╭─ MATERIALS PROVIDED

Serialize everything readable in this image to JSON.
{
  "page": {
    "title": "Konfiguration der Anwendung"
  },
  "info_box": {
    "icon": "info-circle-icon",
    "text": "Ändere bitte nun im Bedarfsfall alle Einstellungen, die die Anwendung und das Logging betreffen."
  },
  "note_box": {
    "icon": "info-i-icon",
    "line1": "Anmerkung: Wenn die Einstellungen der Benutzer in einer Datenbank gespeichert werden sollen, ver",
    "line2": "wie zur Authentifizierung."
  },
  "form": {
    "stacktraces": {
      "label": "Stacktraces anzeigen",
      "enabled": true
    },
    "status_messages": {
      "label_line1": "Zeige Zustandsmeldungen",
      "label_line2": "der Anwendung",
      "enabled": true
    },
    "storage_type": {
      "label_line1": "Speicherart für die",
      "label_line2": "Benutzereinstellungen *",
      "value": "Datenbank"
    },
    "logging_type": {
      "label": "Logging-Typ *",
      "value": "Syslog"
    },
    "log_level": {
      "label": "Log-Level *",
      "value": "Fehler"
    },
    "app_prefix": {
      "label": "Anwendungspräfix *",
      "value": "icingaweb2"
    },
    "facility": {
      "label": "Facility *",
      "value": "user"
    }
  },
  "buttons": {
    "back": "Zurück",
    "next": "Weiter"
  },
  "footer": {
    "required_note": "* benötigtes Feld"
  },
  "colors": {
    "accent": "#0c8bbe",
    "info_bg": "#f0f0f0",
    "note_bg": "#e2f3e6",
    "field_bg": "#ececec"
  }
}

╰─

→ **REQUIREMENTS**
Repeat every record exactly as written, please.

→ **EXPECTED ANSWER**
Serialize everything readable in this image to JSON.
{
  "page": {
    "title": "Konfiguration der Anwendung"
  },
  "info_box": {
    "icon": "info-circle-icon",
    "text": "Ändere bitte nun im Bedarfsfall alle Einstellungen, die die Anwendung und das Logging betreffen."
  },
  "note_box": {
    "icon": "info-i-icon",
    "line1": "Anmerkung: Wenn die Einstellungen der Benutzer in einer Datenbank gespeichert werden sollen, ver",
    "line2": "wie zur Authentifizierung."
  },
  "form": {
    "stacktraces": {
      "label": "Stacktraces anzeigen",
      "enabled": true
    },
    "status_messages": {
      "label_line1": "Zeige Zustandsmeldungen",
      "label_line2": "der Anwendung",
      "enabled": true
    },
    "storage_type": {
      "label_line1": "Speicherart für die",
      "label_line2": "Benutzereinstellungen *",
      "value": "Datenbank"
    },
    "logging_type": {
      "label": "Logging-Typ *",
      "value": "Syslog"
    },
    "log_level": {
      "label": "Log-Level *",
      "value": "Fehler"
    },
    "app_prefix": {
      "label": "Anwendungspräfix *",
      "value": "icingaweb2"
    },
    "facility": {
      "label": "Facility *",
      "value": "user"
    }
  },
  "buttons": {
    "back": "Zurück",
    "next": "Weiter"
  },
  "footer": {
    "required_note": "* benötigtes Feld"
  },
  "colors": {
    "accent": "#0c8bbe",
    "info_bg": "#f0f0f0",
    "note_bg": "#e2f3e6",
    "field_bg": "#ececec"
  }
}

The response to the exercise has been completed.